Exercise requirements: Work out how many lines in the listing below include the word "door"; answer with the number alone.

[Data records]
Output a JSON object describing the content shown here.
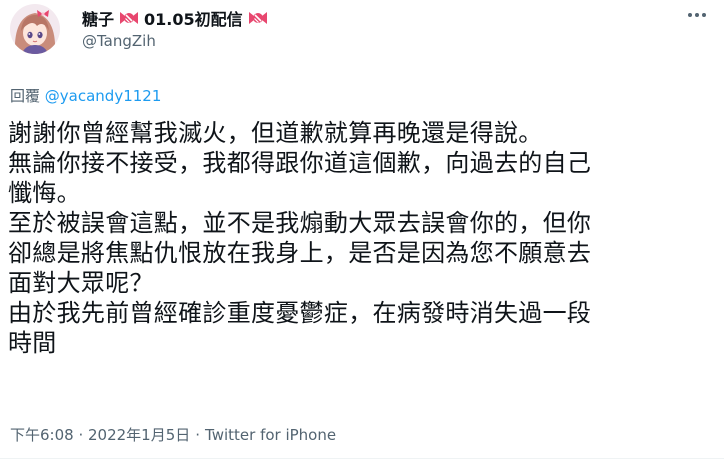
{
  "author": {
    "display_name": "糖子",
    "name_suffix": "01.05初配信",
    "handle": "@TangZih"
  },
  "icons": {
    "candy_left": "candy-icon",
    "candy_right": "candy-icon",
    "more": "more-horizontal-icon"
  },
  "reply": {
    "prefix": "回覆",
    "mention": "@yacandy1121"
  },
  "tweet": {
    "lines": [
      "謝謝你曾經幫我滅火，但道歉就算再晚還是得說。",
      "無論你接不接受，我都得跟你道這個歉，向過去的自己",
      "懺悔。",
      "至於被誤會這點，並不是我煽動大眾去誤會你的，但你",
      "卻總是將焦點仇恨放在我身上，是否是因為您不願意去",
      "面對大眾呢？",
      "由於我先前曾經確診重度憂鬱症，在病發時消失過一段",
      "時間"
    ]
  },
  "meta": {
    "timestamp": "下午6:08 · 2022年1月5日",
    "separator": "·",
    "source": "Twitter for iPhone"
  },
  "colors": {
    "text": "#0f1419",
    "secondary": "#536471",
    "link": "#1d9bf0",
    "divider": "#eff3f4",
    "candy_pink": "#e8476f"
  }
}
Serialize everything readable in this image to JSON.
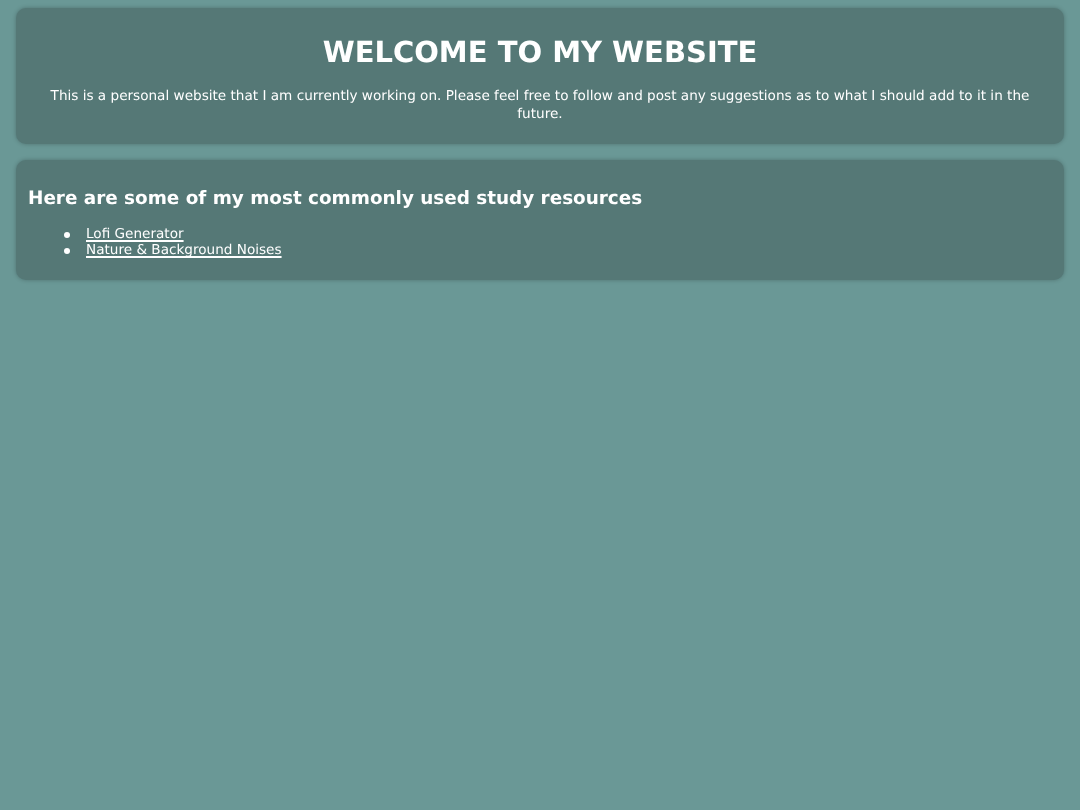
{
  "header": {
    "title": "WELCOME TO MY WEBSITE",
    "text": "This is a personal website that I am currently working on. Please feel free to follow and post any suggestions as to what I should add to it in the future."
  },
  "resources": {
    "heading": "Here are some of my most commonly used study resources",
    "links": [
      "Lofi Generator",
      "Nature & Background Noises"
    ]
  }
}
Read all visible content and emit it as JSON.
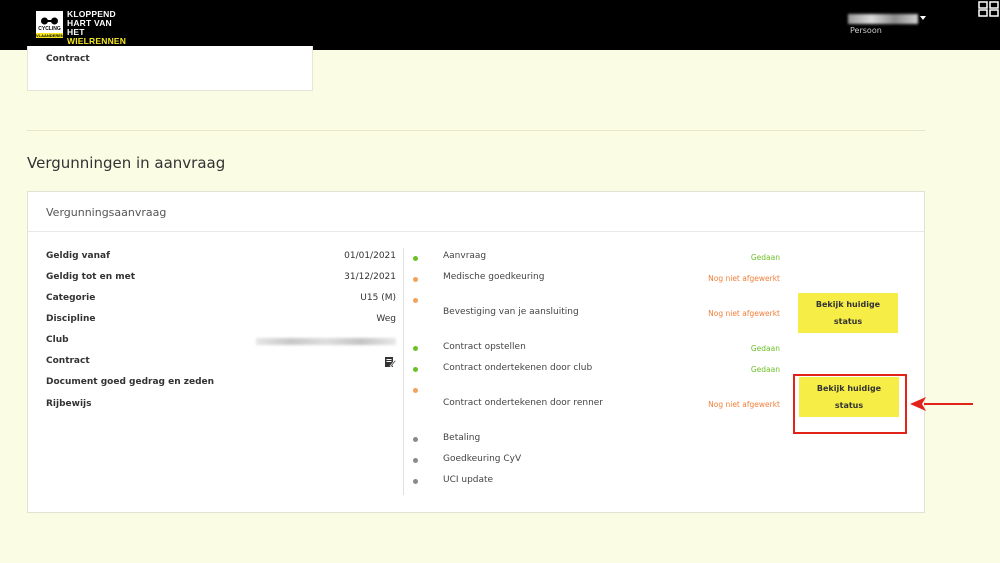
{
  "header": {
    "logo": {
      "badge_line1": "CYCLING",
      "badge_line2": "VLAANDEREN",
      "line1": "KLOPPEND",
      "line2": "HART VAN HET",
      "line3": "WIELRENNEN"
    },
    "user_role": "Persoon"
  },
  "top_card": {
    "label": "Contract"
  },
  "section_title": "Vergunningen in aanvraag",
  "card": {
    "title": "Vergunningsaanvraag",
    "info": [
      {
        "label": "Geldig vanaf",
        "value": "01/01/2021"
      },
      {
        "label": "Geldig tot en met",
        "value": "31/12/2021"
      },
      {
        "label": "Categorie",
        "value": "U15 (M)"
      },
      {
        "label": "Discipline",
        "value": "Weg"
      },
      {
        "label": "Club",
        "value": ""
      },
      {
        "label": "Contract",
        "value": ""
      },
      {
        "label": "Document goed gedrag en zeden",
        "value": ""
      },
      {
        "label": "Rijbewijs",
        "value": ""
      }
    ],
    "steps": [
      {
        "label": "Aanvraag",
        "status": "Gedaan"
      },
      {
        "label": "Medische goedkeuring",
        "status": "Nog niet afgewerkt"
      },
      {
        "label": "Bevestiging van je aansluiting",
        "status": "Nog niet afgewerkt",
        "button": "Bekijk huidige status"
      },
      {
        "label": "Contract opstellen",
        "status": "Gedaan"
      },
      {
        "label": "Contract ondertekenen door club",
        "status": "Gedaan"
      },
      {
        "label": "Contract ondertekenen door renner",
        "status": "Nog niet afgewerkt",
        "button": "Bekijk huidige status"
      },
      {
        "label": "Betaling",
        "status": ""
      },
      {
        "label": "Goedkeuring CyV",
        "status": ""
      },
      {
        "label": "UCI update",
        "status": ""
      }
    ]
  },
  "colors": {
    "done": "#6cbf29",
    "todo": "#f0803c",
    "pending": "#8a8a8a",
    "button": "#f6ee47",
    "highlight": "#e2231a",
    "page_bg": "#fbfce4"
  },
  "icons": {
    "apps": "grid-icon",
    "contract": "sign-document-icon",
    "annotation": "red-arrow-icon"
  }
}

Output for this exercise: 2